Dataset records:
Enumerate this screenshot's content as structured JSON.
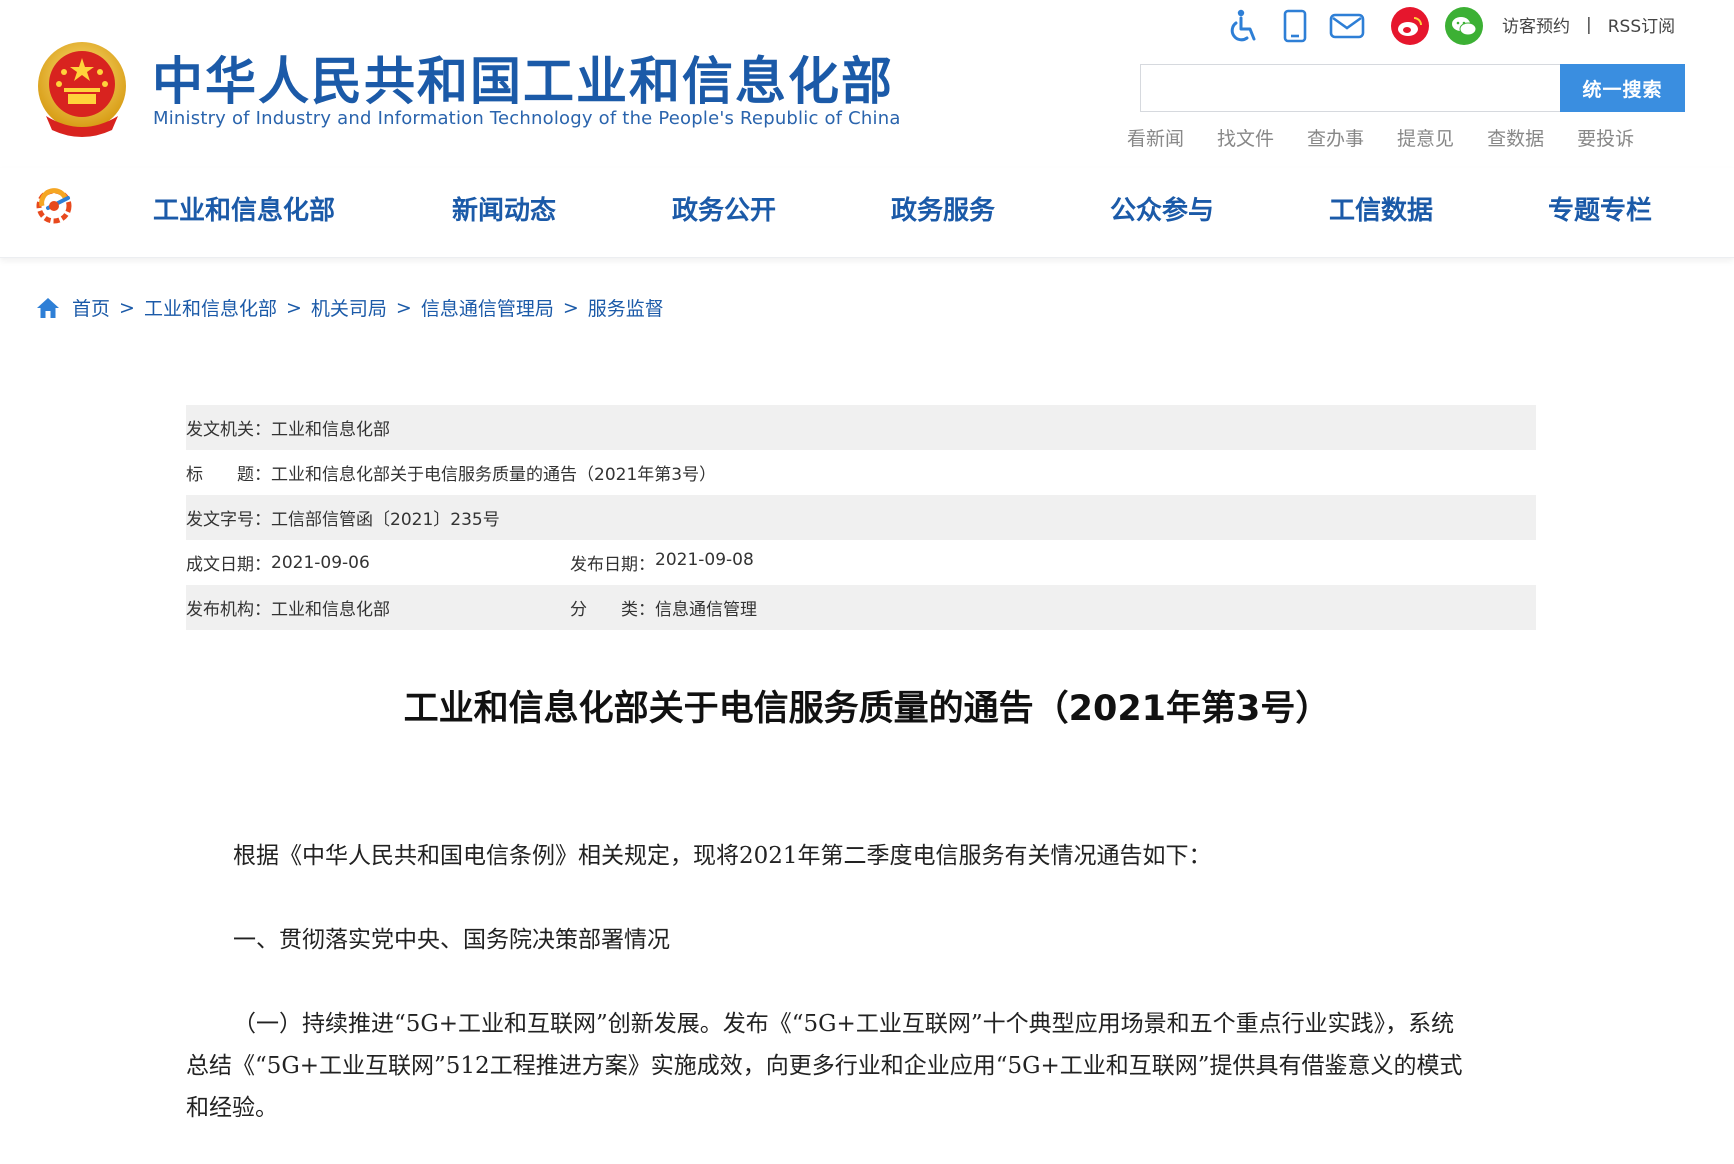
{
  "header": {
    "title": "中华人民共和国工业和信息化部",
    "subtitle": "Ministry of Industry and Information Technology of the People's Republic of China",
    "top_links": {
      "visit": "访客预约",
      "divider": "|",
      "rss": "RSS订阅"
    },
    "icons": [
      "accessibility-icon",
      "mobile-icon",
      "mail-icon",
      "weibo-icon",
      "wechat-icon"
    ],
    "search": {
      "value": "",
      "placeholder": "",
      "button": "统一搜索"
    },
    "quick_links": [
      "看新闻",
      "找文件",
      "查办事",
      "提意见",
      "查数据",
      "要投诉"
    ]
  },
  "nav": {
    "items": [
      "工业和信息化部",
      "新闻动态",
      "政务公开",
      "政务服务",
      "公众参与",
      "工信数据",
      "专题专栏"
    ]
  },
  "breadcrumb": {
    "separator": ">",
    "items": [
      "首页",
      "工业和信息化部",
      "机关司局",
      "信息通信管理局",
      "服务监督"
    ]
  },
  "meta": {
    "issuer_label": "发文机关：",
    "issuer": "工业和信息化部",
    "title_label": "标　　题：",
    "title": "工业和信息化部关于电信服务质量的通告（2021年第3号）",
    "doc_no_label": "发文字号：",
    "doc_no": "工信部信管函〔2021〕235号",
    "written_label": "成文日期：",
    "written": "2021-09-06",
    "published_label": "发布日期：",
    "published": "2021-09-08",
    "org_label": "发布机构：",
    "org": "工业和信息化部",
    "category_label": "分　　类：",
    "category": "信息通信管理"
  },
  "article": {
    "title": "工业和信息化部关于电信服务质量的通告（2021年第3号）",
    "p1": "根据《中华人民共和国电信条例》相关规定，现将2021年第二季度电信服务有关情况通告如下：",
    "h1": "一、贯彻落实党中央、国务院决策部署情况",
    "p2_line1": "（一）持续推进“5G+工业和互联网”创新发展。发布《“5G+工业互联网”十个典型应用场景和五个重点行业实践》，系统",
    "p2_line2": "总结《“5G+工业互联网”512工程推进方案》实施成效，向更多行业和企业应用“5G+工业和互联网”提供具有借鉴意义的模式",
    "p2_line3": "和经验。"
  },
  "colors": {
    "brand_blue": "#1b5aa8",
    "search_button": "#3a8ee0",
    "weibo": "#e6162d",
    "wechat": "#3cb034",
    "meta_shade": "#f0f0f0"
  }
}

▶ Goal
Without the pictures, write out every entry precisely as it appears.

▶ Solution to the problem
Enumerate this screenshot's content as structured JSON.
{
  "header": {
    "title": "中华人民共和国工业和信息化部",
    "subtitle": "Ministry of Industry and Information Technology of the People's Republic of China",
    "top_links": {
      "visit": "访客预约",
      "divider": "|",
      "rss": "RSS订阅"
    },
    "icons": [
      "accessibility-icon",
      "mobile-icon",
      "mail-icon",
      "weibo-icon",
      "wechat-icon"
    ],
    "search": {
      "value": "",
      "placeholder": "",
      "button": "统一搜索"
    },
    "quick_links": [
      "看新闻",
      "找文件",
      "查办事",
      "提意见",
      "查数据",
      "要投诉"
    ]
  },
  "nav": {
    "items": [
      "工业和信息化部",
      "新闻动态",
      "政务公开",
      "政务服务",
      "公众参与",
      "工信数据",
      "专题专栏"
    ]
  },
  "breadcrumb": {
    "separator": ">",
    "items": [
      "首页",
      "工业和信息化部",
      "机关司局",
      "信息通信管理局",
      "服务监督"
    ]
  },
  "meta": {
    "issuer_label": "发文机关：",
    "issuer": "工业和信息化部",
    "title_label": "标　　题：",
    "title": "工业和信息化部关于电信服务质量的通告（2021年第3号）",
    "doc_no_label": "发文字号：",
    "doc_no": "工信部信管函〔2021〕235号",
    "written_label": "成文日期：",
    "written": "2021-09-06",
    "published_label": "发布日期：",
    "published": "2021-09-08",
    "org_label": "发布机构：",
    "org": "工业和信息化部",
    "category_label": "分　　类：",
    "category": "信息通信管理"
  },
  "article": {
    "title": "工业和信息化部关于电信服务质量的通告（2021年第3号）",
    "p1": "根据《中华人民共和国电信条例》相关规定，现将2021年第二季度电信服务有关情况通告如下：",
    "h1": "一、贯彻落实党中央、国务院决策部署情况",
    "p2_line1": "（一）持续推进“5G+工业和互联网”创新发展。发布《“5G+工业互联网”十个典型应用场景和五个重点行业实践》，系统",
    "p2_line2": "总结《“5G+工业互联网”512工程推进方案》实施成效，向更多行业和企业应用“5G+工业和互联网”提供具有借鉴意义的模式",
    "p2_line3": "和经验。"
  },
  "colors": {
    "brand_blue": "#1b5aa8",
    "search_button": "#3a8ee0",
    "weibo": "#e6162d",
    "wechat": "#3cb034",
    "meta_shade": "#f0f0f0"
  }
}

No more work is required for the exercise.